OBJECTIVE: Below are some records; return each one exactly.

* BEGIN DATASET RECORDS *

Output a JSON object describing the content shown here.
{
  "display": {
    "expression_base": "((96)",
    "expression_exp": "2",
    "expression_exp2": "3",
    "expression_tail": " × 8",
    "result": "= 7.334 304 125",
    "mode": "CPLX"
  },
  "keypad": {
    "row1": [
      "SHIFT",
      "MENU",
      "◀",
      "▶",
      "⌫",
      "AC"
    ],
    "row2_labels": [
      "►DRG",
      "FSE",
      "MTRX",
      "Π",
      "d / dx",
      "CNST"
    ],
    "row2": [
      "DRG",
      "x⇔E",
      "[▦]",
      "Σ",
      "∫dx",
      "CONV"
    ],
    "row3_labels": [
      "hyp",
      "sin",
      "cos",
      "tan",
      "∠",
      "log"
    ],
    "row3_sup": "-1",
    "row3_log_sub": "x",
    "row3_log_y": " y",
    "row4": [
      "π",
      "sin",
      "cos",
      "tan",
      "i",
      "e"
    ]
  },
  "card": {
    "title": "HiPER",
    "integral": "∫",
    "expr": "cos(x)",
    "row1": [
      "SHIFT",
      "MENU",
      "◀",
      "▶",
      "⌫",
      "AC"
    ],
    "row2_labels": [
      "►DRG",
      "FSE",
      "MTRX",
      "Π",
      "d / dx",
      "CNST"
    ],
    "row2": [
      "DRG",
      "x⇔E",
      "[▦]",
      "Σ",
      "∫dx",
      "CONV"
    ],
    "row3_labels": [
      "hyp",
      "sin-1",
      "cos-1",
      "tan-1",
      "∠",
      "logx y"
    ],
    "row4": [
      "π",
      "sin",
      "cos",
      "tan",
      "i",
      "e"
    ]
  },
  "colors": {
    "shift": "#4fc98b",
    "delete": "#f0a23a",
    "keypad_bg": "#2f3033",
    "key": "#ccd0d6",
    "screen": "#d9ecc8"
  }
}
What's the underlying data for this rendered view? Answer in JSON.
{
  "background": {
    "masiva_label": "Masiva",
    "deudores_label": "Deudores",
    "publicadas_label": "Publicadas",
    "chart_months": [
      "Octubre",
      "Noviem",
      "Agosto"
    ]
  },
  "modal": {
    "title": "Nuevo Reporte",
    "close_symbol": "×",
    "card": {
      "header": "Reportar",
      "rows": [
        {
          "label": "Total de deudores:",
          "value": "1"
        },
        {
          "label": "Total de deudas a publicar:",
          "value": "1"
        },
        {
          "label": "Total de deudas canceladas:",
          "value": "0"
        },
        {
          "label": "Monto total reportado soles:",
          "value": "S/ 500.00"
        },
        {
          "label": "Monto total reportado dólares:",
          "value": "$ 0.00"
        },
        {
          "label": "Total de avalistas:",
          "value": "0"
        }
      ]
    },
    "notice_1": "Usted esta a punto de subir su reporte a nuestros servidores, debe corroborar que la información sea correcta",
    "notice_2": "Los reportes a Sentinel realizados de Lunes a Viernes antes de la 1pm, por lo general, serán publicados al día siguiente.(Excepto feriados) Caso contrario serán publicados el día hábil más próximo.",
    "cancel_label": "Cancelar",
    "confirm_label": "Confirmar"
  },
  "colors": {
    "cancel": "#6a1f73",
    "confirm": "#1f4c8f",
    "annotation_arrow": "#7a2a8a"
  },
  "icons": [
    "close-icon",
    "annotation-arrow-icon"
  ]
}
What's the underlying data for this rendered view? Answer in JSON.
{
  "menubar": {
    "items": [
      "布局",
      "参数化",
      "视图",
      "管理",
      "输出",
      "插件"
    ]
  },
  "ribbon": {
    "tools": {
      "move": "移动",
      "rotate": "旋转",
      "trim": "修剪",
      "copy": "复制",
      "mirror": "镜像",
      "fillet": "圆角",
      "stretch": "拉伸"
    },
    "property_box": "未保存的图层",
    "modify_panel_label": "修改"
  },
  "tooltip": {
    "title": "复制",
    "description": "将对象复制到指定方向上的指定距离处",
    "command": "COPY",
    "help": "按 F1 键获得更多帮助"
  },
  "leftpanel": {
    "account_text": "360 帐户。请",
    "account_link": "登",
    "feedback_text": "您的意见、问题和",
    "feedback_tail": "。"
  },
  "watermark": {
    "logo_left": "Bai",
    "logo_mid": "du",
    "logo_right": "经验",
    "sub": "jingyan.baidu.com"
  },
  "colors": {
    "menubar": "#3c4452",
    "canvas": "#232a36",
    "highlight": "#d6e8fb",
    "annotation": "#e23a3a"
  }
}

* END DATASET RECORDS *

ANSWER TO THE EXERCISE:
Output a JSON object describing the content shown here.
{
  "display": {
    "expression_base": "((96)",
    "expression_exp": "2",
    "expression_exp2": "3",
    "expression_tail": " × 8",
    "result": "= 7.334 304 125",
    "mode": "CPLX"
  },
  "keypad": {
    "row1": [
      "SHIFT",
      "MENU",
      "◀",
      "▶",
      "⌫",
      "AC"
    ],
    "row2_labels": [
      "►DRG",
      "FSE",
      "MTRX",
      "Π",
      "d / dx",
      "CNST"
    ],
    "row2": [
      "DRG",
      "x⇔E",
      "[▦]",
      "Σ",
      "∫dx",
      "CONV"
    ],
    "row3_labels": [
      "hyp",
      "sin",
      "cos",
      "tan",
      "∠",
      "log"
    ],
    "row3_sup": "-1",
    "row3_log_sub": "x",
    "row3_log_y": " y",
    "row4": [
      "π",
      "sin",
      "cos",
      "tan",
      "i",
      "e"
    ]
  },
  "card": {
    "title": "HiPER",
    "integral": "∫",
    "expr": "cos(x)",
    "row1": [
      "SHIFT",
      "MENU",
      "◀",
      "▶",
      "⌫",
      "AC"
    ],
    "row2_labels": [
      "►DRG",
      "FSE",
      "MTRX",
      "Π",
      "d / dx",
      "CNST"
    ],
    "row2": [
      "DRG",
      "x⇔E",
      "[▦]",
      "Σ",
      "∫dx",
      "CONV"
    ],
    "row3_labels": [
      "hyp",
      "sin-1",
      "cos-1",
      "tan-1",
      "∠",
      "logx y"
    ],
    "row4": [
      "π",
      "sin",
      "cos",
      "tan",
      "i",
      "e"
    ]
  },
  "colors": {
    "shift": "#4fc98b",
    "delete": "#f0a23a",
    "keypad_bg": "#2f3033",
    "key": "#ccd0d6",
    "screen": "#d9ecc8"
  }
}
What's the underlying data for this rendered view? Answer in JSON.
{
  "background": {
    "masiva_label": "Masiva",
    "deudores_label": "Deudores",
    "publicadas_label": "Publicadas",
    "chart_months": [
      "Octubre",
      "Noviem",
      "Agosto"
    ]
  },
  "modal": {
    "title": "Nuevo Reporte",
    "close_symbol": "×",
    "card": {
      "header": "Reportar",
      "rows": [
        {
          "label": "Total de deudores:",
          "value": "1"
        },
        {
          "label": "Total de deudas a publicar:",
          "value": "1"
        },
        {
          "label": "Total de deudas canceladas:",
          "value": "0"
        },
        {
          "label": "Monto total reportado soles:",
          "value": "S/ 500.00"
        },
        {
          "label": "Monto total reportado dólares:",
          "value": "$ 0.00"
        },
        {
          "label": "Total de avalistas:",
          "value": "0"
        }
      ]
    },
    "notice_1": "Usted esta a punto de subir su reporte a nuestros servidores, debe corroborar que la información sea correcta",
    "notice_2": "Los reportes a Sentinel realizados de Lunes a Viernes antes de la 1pm, por lo general, serán publicados al día siguiente.(Excepto feriados) Caso contrario serán publicados el día hábil más próximo.",
    "cancel_label": "Cancelar",
    "confirm_label": "Confirmar"
  },
  "colors": {
    "cancel": "#6a1f73",
    "confirm": "#1f4c8f",
    "annotation_arrow": "#7a2a8a"
  },
  "icons": [
    "close-icon",
    "annotation-arrow-icon"
  ]
}
What's the underlying data for this rendered view? Answer in JSON.
{
  "menubar": {
    "items": [
      "布局",
      "参数化",
      "视图",
      "管理",
      "输出",
      "插件"
    ]
  },
  "ribbon": {
    "tools": {
      "move": "移动",
      "rotate": "旋转",
      "trim": "修剪",
      "copy": "复制",
      "mirror": "镜像",
      "fillet": "圆角",
      "stretch": "拉伸"
    },
    "property_box": "未保存的图层",
    "modify_panel_label": "修改"
  },
  "tooltip": {
    "title": "复制",
    "description": "将对象复制到指定方向上的指定距离处",
    "command": "COPY",
    "help": "按 F1 键获得更多帮助"
  },
  "leftpanel": {
    "account_text": "360 帐户。请",
    "account_link": "登",
    "feedback_text": "您的意见、问题和",
    "feedback_tail": "。"
  },
  "watermark": {
    "logo_left": "Bai",
    "logo_mid": "du",
    "logo_right": "经验",
    "sub": "jingyan.baidu.com"
  },
  "colors": {
    "menubar": "#3c4452",
    "canvas": "#232a36",
    "highlight": "#d6e8fb",
    "annotation": "#e23a3a"
  }
}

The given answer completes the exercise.